Records about charts and figures
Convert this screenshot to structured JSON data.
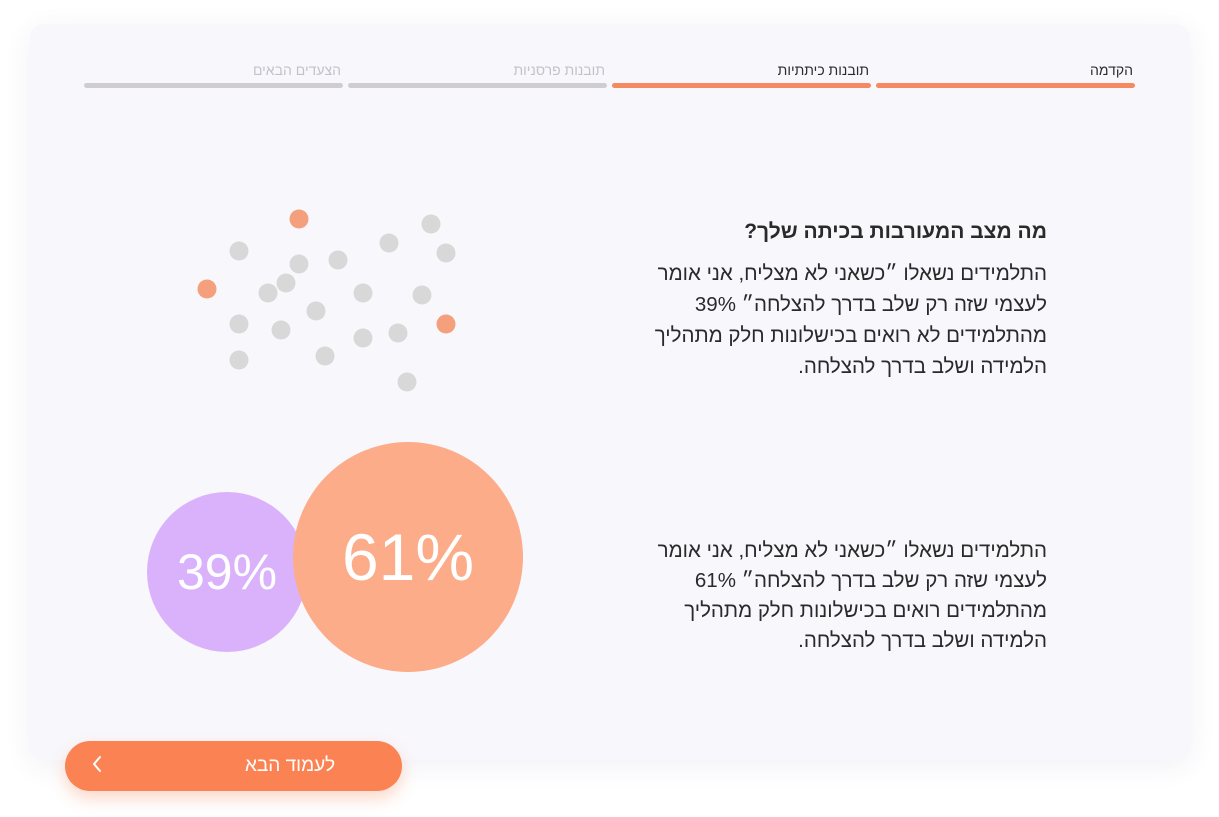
{
  "progress": {
    "steps": [
      {
        "label": "הקדמה",
        "state": "active"
      },
      {
        "label": "תובנות כיתתיות",
        "state": "active"
      },
      {
        "label": "תובנות פרסניות",
        "state": "inactive"
      },
      {
        "label": "הצעדים הבאים",
        "state": "inactive"
      }
    ]
  },
  "question": {
    "title": "מה מצב המעורבות בכיתה שלך?",
    "paragraph1": "התלמידים נשאלו ״כשאני לא מצליח, אני אומר לעצמי שזה רק שלב בדרך להצלחה״ 39% מהתלמידים לא רואים בכישלונות חלק מתהליך הלמידה ושלב בדרך להצלחה.",
    "paragraph2": "התלמידים נשאלו ״כשאני לא מצליח, אני אומר לעצמי שזה רק שלב בדרך להצלחה״ 61% מהתלמידים רואים בכישלונות חלק מתהליך הלמידה ושלב בדרך להצלחה."
  },
  "stats": {
    "negative_label": "39%",
    "negative_value": 39,
    "positive_label": "61%",
    "positive_value": 61
  },
  "colors": {
    "accent": "#fb8353",
    "highlight_dot": "#f5a07d",
    "neutral_dot": "#d8d8d8",
    "negative_bubble": "#dab2fb",
    "positive_bubble": "#fcac89"
  },
  "footer": {
    "next_label": "לעמוד הבא",
    "next_icon": "chevron-left-icon"
  }
}
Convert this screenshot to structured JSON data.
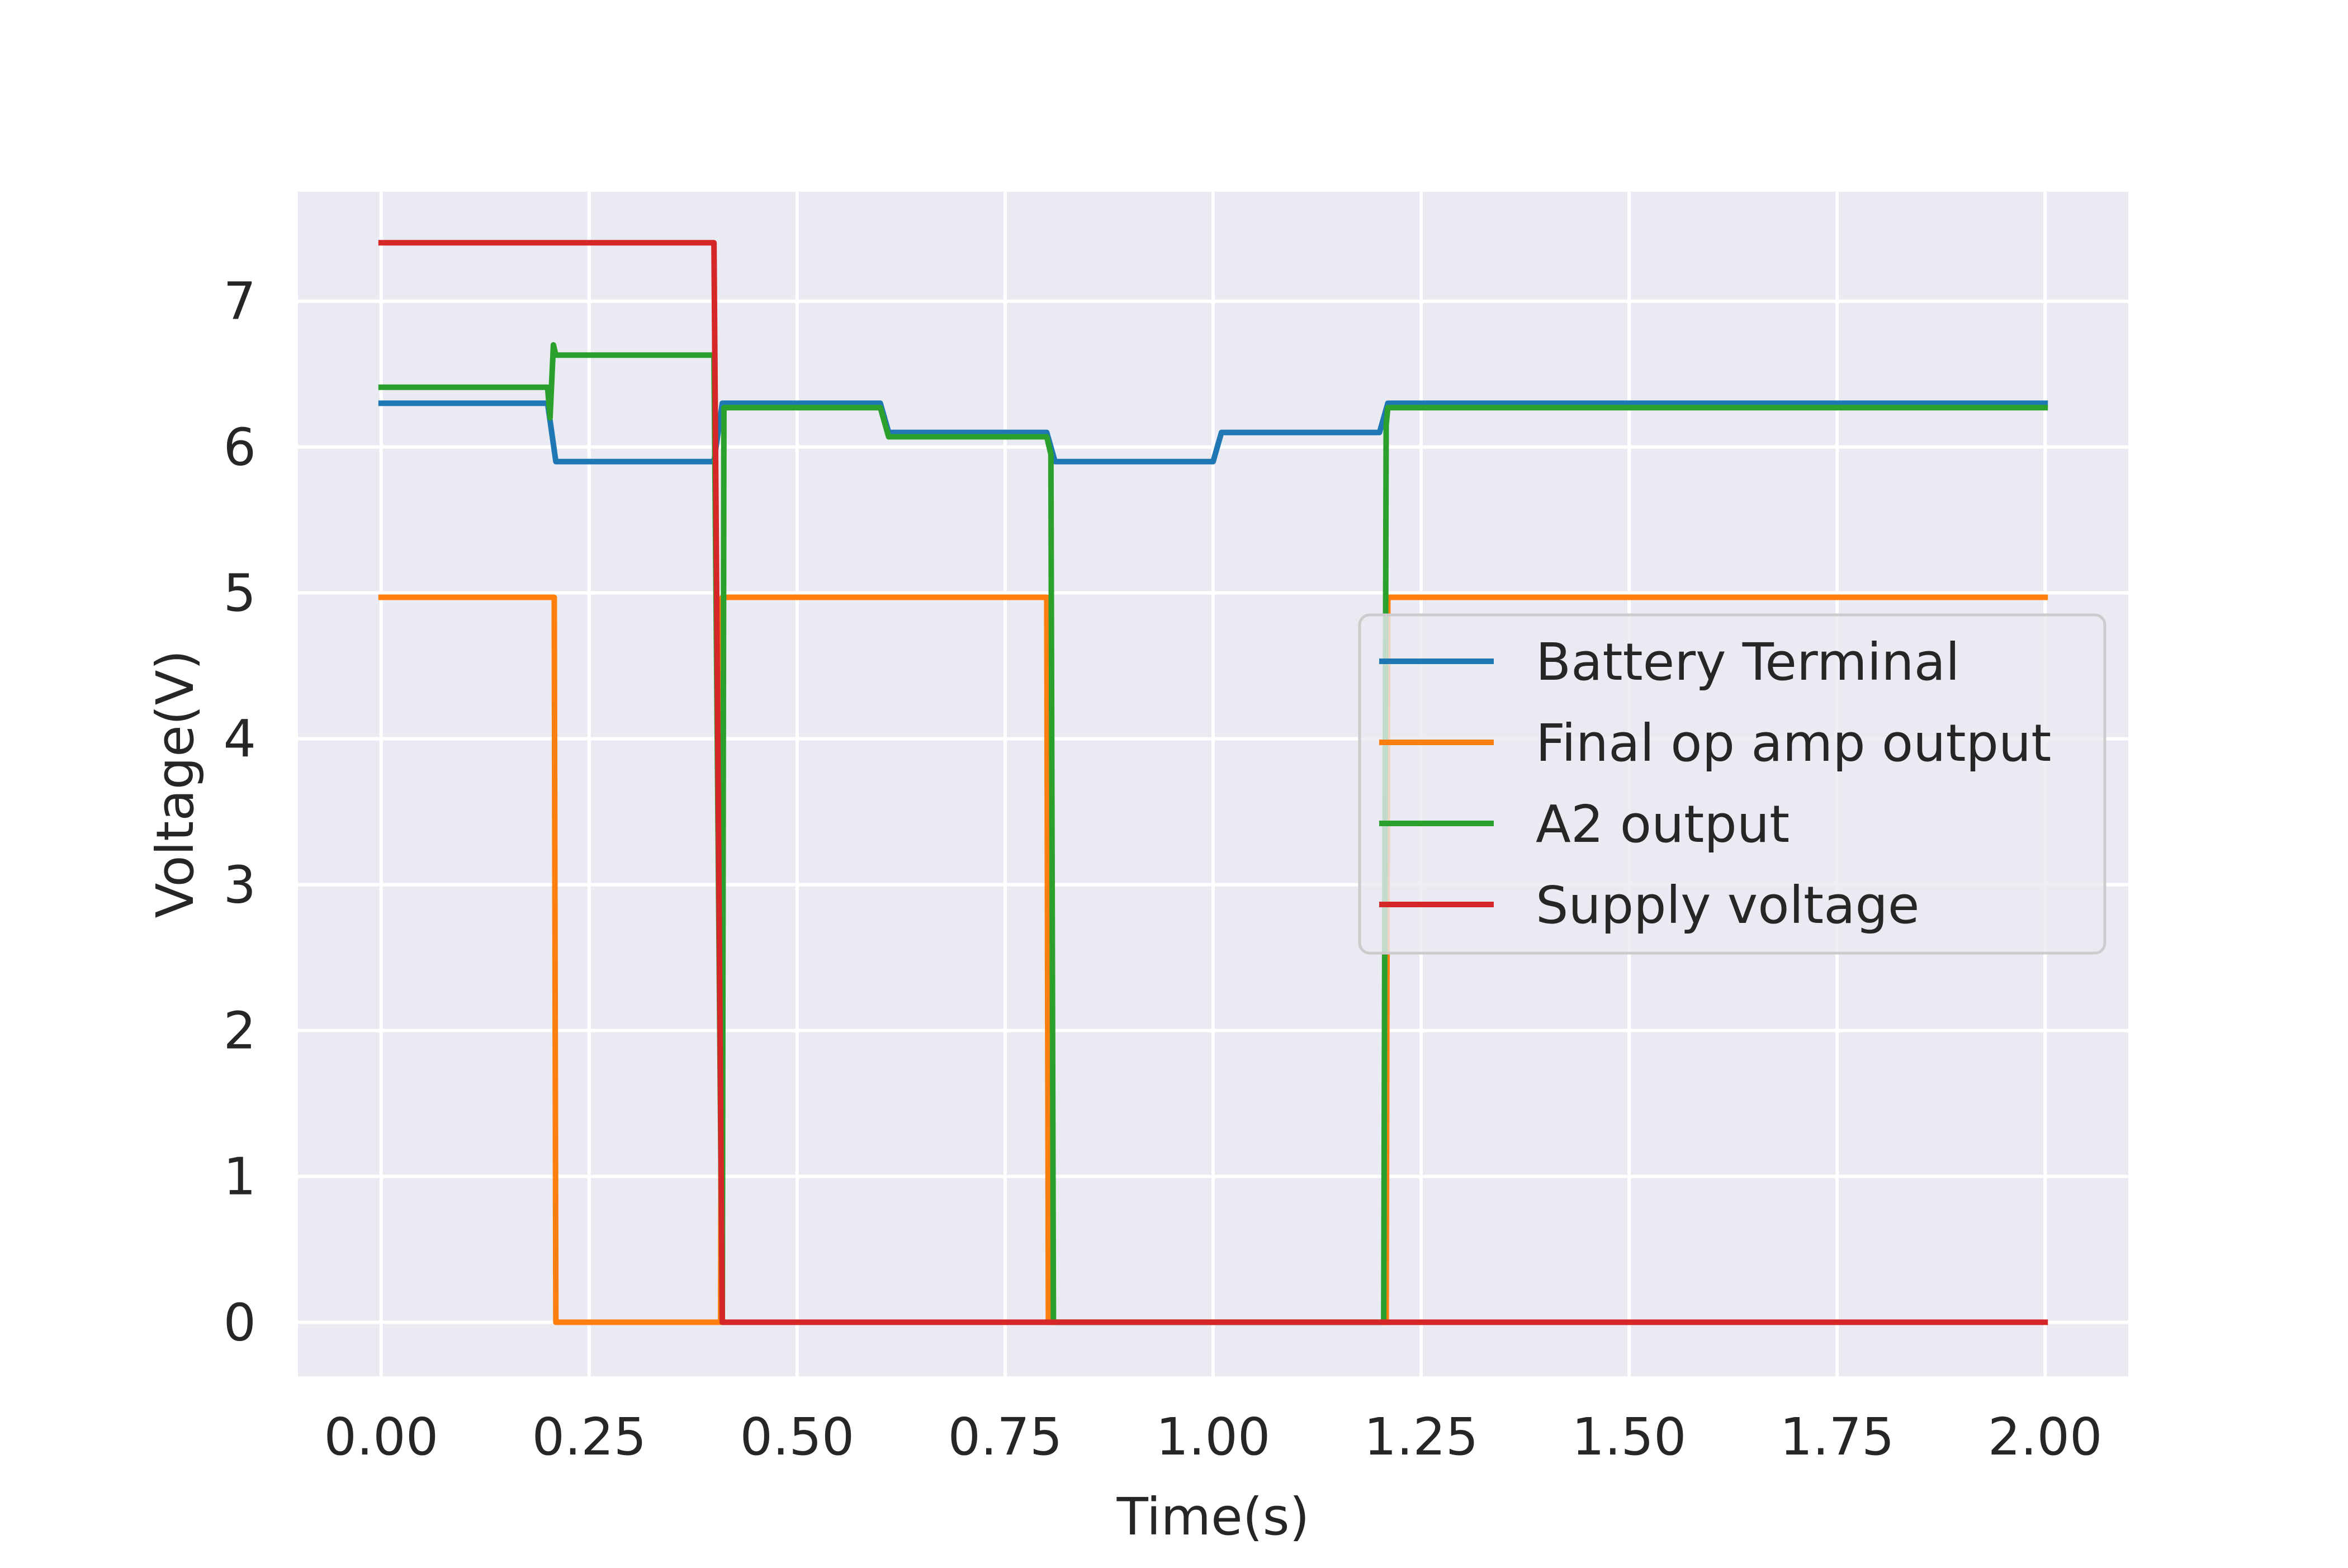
{
  "chart_data": {
    "type": "line",
    "title": "",
    "xlabel": "Time(s)",
    "ylabel": "Voltage(V)",
    "xlim": [
      -0.1,
      2.1
    ],
    "ylim": [
      -0.37,
      7.75
    ],
    "x_ticks": [
      0.0,
      0.25,
      0.5,
      0.75,
      1.0,
      1.25,
      1.5,
      1.75,
      2.0
    ],
    "x_tick_labels": [
      "0.00",
      "0.25",
      "0.50",
      "0.75",
      "1.00",
      "1.25",
      "1.50",
      "1.75",
      "2.00"
    ],
    "y_ticks": [
      0,
      1,
      2,
      3,
      4,
      5,
      6,
      7
    ],
    "y_tick_labels": [
      "0",
      "1",
      "2",
      "3",
      "4",
      "5",
      "6",
      "7"
    ],
    "grid": true,
    "legend_position": "center-right",
    "background": "#eaeaf2",
    "series": [
      {
        "name": "Battery Terminal",
        "color": "#1f77b4",
        "points": [
          [
            0.0,
            6.3
          ],
          [
            0.2,
            6.3
          ],
          [
            0.21,
            5.9
          ],
          [
            0.4,
            5.9
          ],
          [
            0.41,
            6.3
          ],
          [
            0.6,
            6.3
          ],
          [
            0.61,
            6.1
          ],
          [
            0.8,
            6.1
          ],
          [
            0.81,
            5.9
          ],
          [
            1.0,
            5.9
          ],
          [
            1.01,
            6.1
          ],
          [
            1.2,
            6.1
          ],
          [
            1.21,
            6.3
          ],
          [
            2.0,
            6.3
          ]
        ]
      },
      {
        "name": "Final op amp output",
        "color": "#ff7f0e",
        "points": [
          [
            0.0,
            4.97
          ],
          [
            0.208,
            4.97
          ],
          [
            0.21,
            0.0
          ],
          [
            0.408,
            0.0
          ],
          [
            0.41,
            4.97
          ],
          [
            0.8,
            4.97
          ],
          [
            0.802,
            0.0
          ],
          [
            1.208,
            0.0
          ],
          [
            1.21,
            4.97
          ],
          [
            2.0,
            4.97
          ]
        ]
      },
      {
        "name": "A2 output",
        "color": "#2ca02c",
        "points": [
          [
            0.0,
            6.41
          ],
          [
            0.2,
            6.41
          ],
          [
            0.203,
            6.2
          ],
          [
            0.207,
            6.7
          ],
          [
            0.21,
            6.63
          ],
          [
            0.4,
            6.63
          ],
          [
            0.41,
            0.0
          ],
          [
            0.412,
            6.27
          ],
          [
            0.6,
            6.27
          ],
          [
            0.61,
            6.07
          ],
          [
            0.8,
            6.07
          ],
          [
            0.805,
            5.95
          ],
          [
            0.808,
            0.0
          ],
          [
            1.205,
            0.0
          ],
          [
            1.208,
            6.15
          ],
          [
            1.21,
            6.27
          ],
          [
            2.0,
            6.27
          ]
        ]
      },
      {
        "name": "Supply voltage",
        "color": "#d62728",
        "points": [
          [
            0.0,
            7.4
          ],
          [
            0.4,
            7.4
          ],
          [
            0.41,
            0.0
          ],
          [
            2.0,
            0.0
          ]
        ]
      }
    ]
  }
}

**WHAT TO PRODUCE:**
Write out the records above exactly as they stand, leaving out every picture.

**RESPONSE:**
Convert this screenshot to structured JSON data.
{
  "progress": {
    "steps": [
      {
        "label": "הקדמה",
        "state": "active"
      },
      {
        "label": "תובנות כיתתיות",
        "state": "active"
      },
      {
        "label": "תובנות פרסניות",
        "state": "inactive"
      },
      {
        "label": "הצעדים הבאים",
        "state": "inactive"
      }
    ]
  },
  "question": {
    "title": "מה מצב המעורבות בכיתה שלך?",
    "paragraph1": "התלמידים נשאלו ״כשאני לא מצליח, אני אומר לעצמי שזה רק שלב בדרך להצלחה״ 39% מהתלמידים לא רואים בכישלונות חלק מתהליך הלמידה ושלב בדרך להצלחה.",
    "paragraph2": "התלמידים נשאלו ״כשאני לא מצליח, אני אומר לעצמי שזה רק שלב בדרך להצלחה״ 61% מהתלמידים רואים בכישלונות חלק מתהליך הלמידה ושלב בדרך להצלחה."
  },
  "stats": {
    "negative_label": "39%",
    "negative_value": 39,
    "positive_label": "61%",
    "positive_value": 61
  },
  "colors": {
    "accent": "#fb8353",
    "highlight_dot": "#f5a07d",
    "neutral_dot": "#d8d8d8",
    "negative_bubble": "#dab2fb",
    "positive_bubble": "#fcac89"
  },
  "footer": {
    "next_label": "לעמוד הבא",
    "next_icon": "chevron-left-icon"
  }
}
Convert this screenshot to structured JSON data.
{
  "chart_data": {
    "type": "line",
    "title": "",
    "xlabel": "Time(s)",
    "ylabel": "Voltage(V)",
    "xlim": [
      -0.1,
      2.1
    ],
    "ylim": [
      -0.37,
      7.75
    ],
    "x_ticks": [
      0.0,
      0.25,
      0.5,
      0.75,
      1.0,
      1.25,
      1.5,
      1.75,
      2.0
    ],
    "x_tick_labels": [
      "0.00",
      "0.25",
      "0.50",
      "0.75",
      "1.00",
      "1.25",
      "1.50",
      "1.75",
      "2.00"
    ],
    "y_ticks": [
      0,
      1,
      2,
      3,
      4,
      5,
      6,
      7
    ],
    "y_tick_labels": [
      "0",
      "1",
      "2",
      "3",
      "4",
      "5",
      "6",
      "7"
    ],
    "grid": true,
    "legend_position": "center-right",
    "background": "#eaeaf2",
    "series": [
      {
        "name": "Battery Terminal",
        "color": "#1f77b4",
        "points": [
          [
            0.0,
            6.3
          ],
          [
            0.2,
            6.3
          ],
          [
            0.21,
            5.9
          ],
          [
            0.4,
            5.9
          ],
          [
            0.41,
            6.3
          ],
          [
            0.6,
            6.3
          ],
          [
            0.61,
            6.1
          ],
          [
            0.8,
            6.1
          ],
          [
            0.81,
            5.9
          ],
          [
            1.0,
            5.9
          ],
          [
            1.01,
            6.1
          ],
          [
            1.2,
            6.1
          ],
          [
            1.21,
            6.3
          ],
          [
            2.0,
            6.3
          ]
        ]
      },
      {
        "name": "Final op amp output",
        "color": "#ff7f0e",
        "points": [
          [
            0.0,
            4.97
          ],
          [
            0.208,
            4.97
          ],
          [
            0.21,
            0.0
          ],
          [
            0.408,
            0.0
          ],
          [
            0.41,
            4.97
          ],
          [
            0.8,
            4.97
          ],
          [
            0.802,
            0.0
          ],
          [
            1.208,
            0.0
          ],
          [
            1.21,
            4.97
          ],
          [
            2.0,
            4.97
          ]
        ]
      },
      {
        "name": "A2 output",
        "color": "#2ca02c",
        "points": [
          [
            0.0,
            6.41
          ],
          [
            0.2,
            6.41
          ],
          [
            0.203,
            6.2
          ],
          [
            0.207,
            6.7
          ],
          [
            0.21,
            6.63
          ],
          [
            0.4,
            6.63
          ],
          [
            0.41,
            0.0
          ],
          [
            0.412,
            6.27
          ],
          [
            0.6,
            6.27
          ],
          [
            0.61,
            6.07
          ],
          [
            0.8,
            6.07
          ],
          [
            0.805,
            5.95
          ],
          [
            0.808,
            0.0
          ],
          [
            1.205,
            0.0
          ],
          [
            1.208,
            6.15
          ],
          [
            1.21,
            6.27
          ],
          [
            2.0,
            6.27
          ]
        ]
      },
      {
        "name": "Supply voltage",
        "color": "#d62728",
        "points": [
          [
            0.0,
            7.4
          ],
          [
            0.4,
            7.4
          ],
          [
            0.41,
            0.0
          ],
          [
            2.0,
            0.0
          ]
        ]
      }
    ]
  }
}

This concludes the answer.